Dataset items
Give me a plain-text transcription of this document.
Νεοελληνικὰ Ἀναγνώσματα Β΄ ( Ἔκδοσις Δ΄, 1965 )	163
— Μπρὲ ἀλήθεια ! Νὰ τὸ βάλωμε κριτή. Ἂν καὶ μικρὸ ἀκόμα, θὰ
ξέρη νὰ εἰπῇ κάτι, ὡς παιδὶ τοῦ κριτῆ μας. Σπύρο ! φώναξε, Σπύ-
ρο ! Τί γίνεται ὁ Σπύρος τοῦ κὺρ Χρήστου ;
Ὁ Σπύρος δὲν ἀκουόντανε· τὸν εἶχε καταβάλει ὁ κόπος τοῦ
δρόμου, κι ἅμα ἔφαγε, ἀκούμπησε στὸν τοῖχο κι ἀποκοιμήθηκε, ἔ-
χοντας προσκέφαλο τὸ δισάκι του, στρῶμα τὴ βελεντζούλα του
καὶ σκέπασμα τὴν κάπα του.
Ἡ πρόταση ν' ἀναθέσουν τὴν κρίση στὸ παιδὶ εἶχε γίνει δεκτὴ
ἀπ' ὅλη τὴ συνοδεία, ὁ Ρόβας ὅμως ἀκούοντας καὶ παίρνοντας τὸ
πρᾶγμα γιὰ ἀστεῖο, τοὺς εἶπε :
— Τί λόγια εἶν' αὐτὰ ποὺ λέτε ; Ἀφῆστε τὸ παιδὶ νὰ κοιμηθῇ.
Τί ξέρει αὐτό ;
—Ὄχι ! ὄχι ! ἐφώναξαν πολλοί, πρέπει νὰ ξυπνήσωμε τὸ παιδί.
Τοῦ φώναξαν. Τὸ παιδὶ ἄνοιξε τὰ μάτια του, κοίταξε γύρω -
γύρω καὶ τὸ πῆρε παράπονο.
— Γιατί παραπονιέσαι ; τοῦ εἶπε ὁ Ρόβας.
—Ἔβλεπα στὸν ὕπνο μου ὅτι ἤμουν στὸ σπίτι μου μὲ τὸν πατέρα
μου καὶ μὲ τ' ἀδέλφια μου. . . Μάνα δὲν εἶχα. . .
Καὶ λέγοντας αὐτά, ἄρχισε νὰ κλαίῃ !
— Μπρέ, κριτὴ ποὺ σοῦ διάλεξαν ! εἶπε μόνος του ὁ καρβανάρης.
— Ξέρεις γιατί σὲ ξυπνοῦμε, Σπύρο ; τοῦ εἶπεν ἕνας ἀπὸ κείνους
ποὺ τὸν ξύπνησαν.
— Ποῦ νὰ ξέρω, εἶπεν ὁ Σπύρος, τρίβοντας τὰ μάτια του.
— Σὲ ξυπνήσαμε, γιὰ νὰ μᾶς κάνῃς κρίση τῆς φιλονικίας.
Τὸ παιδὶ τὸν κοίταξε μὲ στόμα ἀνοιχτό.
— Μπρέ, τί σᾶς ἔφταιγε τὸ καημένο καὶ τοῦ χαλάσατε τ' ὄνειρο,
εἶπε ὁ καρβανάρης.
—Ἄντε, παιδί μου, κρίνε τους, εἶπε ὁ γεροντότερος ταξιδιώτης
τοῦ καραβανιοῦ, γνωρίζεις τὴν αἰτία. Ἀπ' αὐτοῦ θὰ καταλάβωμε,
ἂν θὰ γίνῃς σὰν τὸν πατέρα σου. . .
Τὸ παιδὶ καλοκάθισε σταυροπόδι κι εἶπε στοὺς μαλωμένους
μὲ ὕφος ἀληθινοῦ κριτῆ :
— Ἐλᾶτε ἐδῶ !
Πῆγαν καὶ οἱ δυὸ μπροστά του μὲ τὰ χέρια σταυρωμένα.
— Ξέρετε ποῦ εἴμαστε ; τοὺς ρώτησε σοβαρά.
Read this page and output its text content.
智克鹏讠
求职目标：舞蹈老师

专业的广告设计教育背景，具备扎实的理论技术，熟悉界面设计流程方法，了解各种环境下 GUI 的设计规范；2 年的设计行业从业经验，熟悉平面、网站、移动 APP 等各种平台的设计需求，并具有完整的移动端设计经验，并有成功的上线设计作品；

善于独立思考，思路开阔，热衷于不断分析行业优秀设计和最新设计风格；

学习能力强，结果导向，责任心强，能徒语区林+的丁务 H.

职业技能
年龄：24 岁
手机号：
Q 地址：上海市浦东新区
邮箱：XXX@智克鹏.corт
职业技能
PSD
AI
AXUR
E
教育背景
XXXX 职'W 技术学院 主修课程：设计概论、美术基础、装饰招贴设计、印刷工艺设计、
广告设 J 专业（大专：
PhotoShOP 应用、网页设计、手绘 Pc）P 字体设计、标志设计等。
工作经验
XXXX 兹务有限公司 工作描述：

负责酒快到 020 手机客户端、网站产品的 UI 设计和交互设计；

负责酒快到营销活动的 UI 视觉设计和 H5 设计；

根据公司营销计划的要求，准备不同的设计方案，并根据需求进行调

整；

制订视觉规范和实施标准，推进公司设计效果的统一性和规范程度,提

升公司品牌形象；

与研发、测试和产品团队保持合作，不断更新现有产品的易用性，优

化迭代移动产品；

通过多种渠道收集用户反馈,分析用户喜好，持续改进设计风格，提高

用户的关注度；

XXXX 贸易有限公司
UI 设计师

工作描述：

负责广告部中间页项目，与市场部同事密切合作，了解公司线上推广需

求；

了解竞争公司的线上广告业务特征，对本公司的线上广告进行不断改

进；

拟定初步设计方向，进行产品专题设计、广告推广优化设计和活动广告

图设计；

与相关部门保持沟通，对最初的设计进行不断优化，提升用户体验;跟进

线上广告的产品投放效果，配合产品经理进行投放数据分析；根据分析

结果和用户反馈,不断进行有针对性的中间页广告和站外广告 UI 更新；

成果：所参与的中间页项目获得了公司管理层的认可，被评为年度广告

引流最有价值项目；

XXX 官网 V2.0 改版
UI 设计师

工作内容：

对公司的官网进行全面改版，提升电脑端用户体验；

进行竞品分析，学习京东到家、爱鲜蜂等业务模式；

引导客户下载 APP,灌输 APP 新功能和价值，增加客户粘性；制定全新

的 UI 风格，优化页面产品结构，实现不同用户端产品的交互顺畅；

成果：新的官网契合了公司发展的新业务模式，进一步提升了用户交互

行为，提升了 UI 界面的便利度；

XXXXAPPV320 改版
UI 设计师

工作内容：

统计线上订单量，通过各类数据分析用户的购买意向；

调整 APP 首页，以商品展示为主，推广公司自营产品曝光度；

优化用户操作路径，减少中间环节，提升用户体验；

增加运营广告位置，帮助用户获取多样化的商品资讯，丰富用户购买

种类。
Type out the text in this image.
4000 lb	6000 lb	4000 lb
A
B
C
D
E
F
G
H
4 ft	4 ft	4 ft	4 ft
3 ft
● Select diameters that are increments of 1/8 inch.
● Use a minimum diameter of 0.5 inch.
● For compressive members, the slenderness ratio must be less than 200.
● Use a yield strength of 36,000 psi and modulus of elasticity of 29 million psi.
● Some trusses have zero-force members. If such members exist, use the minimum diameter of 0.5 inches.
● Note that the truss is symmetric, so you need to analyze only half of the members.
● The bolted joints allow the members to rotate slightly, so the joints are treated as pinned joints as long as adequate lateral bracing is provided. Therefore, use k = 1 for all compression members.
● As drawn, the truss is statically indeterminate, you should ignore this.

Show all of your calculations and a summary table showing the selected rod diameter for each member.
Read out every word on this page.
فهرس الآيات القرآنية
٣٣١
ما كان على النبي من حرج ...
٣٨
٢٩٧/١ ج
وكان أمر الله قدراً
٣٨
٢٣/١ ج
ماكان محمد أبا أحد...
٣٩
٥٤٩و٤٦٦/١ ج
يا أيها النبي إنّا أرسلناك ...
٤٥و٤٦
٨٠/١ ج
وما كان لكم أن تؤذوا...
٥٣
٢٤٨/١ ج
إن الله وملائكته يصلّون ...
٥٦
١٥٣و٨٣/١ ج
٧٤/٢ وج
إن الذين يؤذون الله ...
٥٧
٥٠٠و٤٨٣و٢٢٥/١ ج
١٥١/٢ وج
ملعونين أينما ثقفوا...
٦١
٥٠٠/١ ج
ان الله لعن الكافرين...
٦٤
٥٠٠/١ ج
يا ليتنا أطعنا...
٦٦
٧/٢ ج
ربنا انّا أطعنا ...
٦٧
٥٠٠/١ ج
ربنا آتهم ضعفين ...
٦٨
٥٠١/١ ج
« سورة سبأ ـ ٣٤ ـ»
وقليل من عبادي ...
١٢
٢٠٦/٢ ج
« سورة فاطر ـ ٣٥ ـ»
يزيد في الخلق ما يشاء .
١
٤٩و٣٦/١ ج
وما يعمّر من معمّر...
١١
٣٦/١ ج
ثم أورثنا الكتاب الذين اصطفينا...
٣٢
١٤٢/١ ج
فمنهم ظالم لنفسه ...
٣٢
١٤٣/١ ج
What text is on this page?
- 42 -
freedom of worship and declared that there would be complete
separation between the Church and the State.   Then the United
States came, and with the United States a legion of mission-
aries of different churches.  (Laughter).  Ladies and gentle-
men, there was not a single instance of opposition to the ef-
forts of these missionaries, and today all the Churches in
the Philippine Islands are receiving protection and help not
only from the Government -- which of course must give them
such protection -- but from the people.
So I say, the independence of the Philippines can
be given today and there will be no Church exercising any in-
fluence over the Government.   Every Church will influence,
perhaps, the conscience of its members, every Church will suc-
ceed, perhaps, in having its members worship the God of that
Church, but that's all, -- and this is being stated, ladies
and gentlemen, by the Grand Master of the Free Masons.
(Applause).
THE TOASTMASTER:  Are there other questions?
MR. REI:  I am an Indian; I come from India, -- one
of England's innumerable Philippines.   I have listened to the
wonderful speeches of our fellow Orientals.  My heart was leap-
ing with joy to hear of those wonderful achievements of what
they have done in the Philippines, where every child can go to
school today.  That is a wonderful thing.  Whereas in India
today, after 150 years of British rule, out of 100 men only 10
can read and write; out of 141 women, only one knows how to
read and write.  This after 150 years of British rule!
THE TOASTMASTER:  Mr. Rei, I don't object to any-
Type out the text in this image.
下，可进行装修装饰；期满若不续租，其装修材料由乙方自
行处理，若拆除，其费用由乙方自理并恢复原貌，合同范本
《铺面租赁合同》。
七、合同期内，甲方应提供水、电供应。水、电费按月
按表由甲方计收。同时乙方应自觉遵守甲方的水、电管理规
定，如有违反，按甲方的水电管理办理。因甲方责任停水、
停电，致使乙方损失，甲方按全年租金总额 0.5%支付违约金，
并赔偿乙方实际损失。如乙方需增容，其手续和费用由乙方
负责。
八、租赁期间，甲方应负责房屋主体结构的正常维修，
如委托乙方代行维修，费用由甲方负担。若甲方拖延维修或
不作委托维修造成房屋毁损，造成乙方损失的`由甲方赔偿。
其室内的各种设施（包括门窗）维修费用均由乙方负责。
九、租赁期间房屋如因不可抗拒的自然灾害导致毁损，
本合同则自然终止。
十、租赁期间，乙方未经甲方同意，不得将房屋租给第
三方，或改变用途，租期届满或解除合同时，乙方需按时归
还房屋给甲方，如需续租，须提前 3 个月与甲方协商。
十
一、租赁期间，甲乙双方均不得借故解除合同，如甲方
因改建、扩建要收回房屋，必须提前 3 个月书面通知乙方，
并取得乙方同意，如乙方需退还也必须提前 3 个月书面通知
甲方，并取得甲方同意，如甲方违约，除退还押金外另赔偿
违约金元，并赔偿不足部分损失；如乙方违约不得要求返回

**Problem requirements:** Locate all lines that include the word "after" and copy them out.

**Answer for the task:**
today, after 150 years of British rule, out of 100 men only 10
read and write.  This after 150 years of British rule!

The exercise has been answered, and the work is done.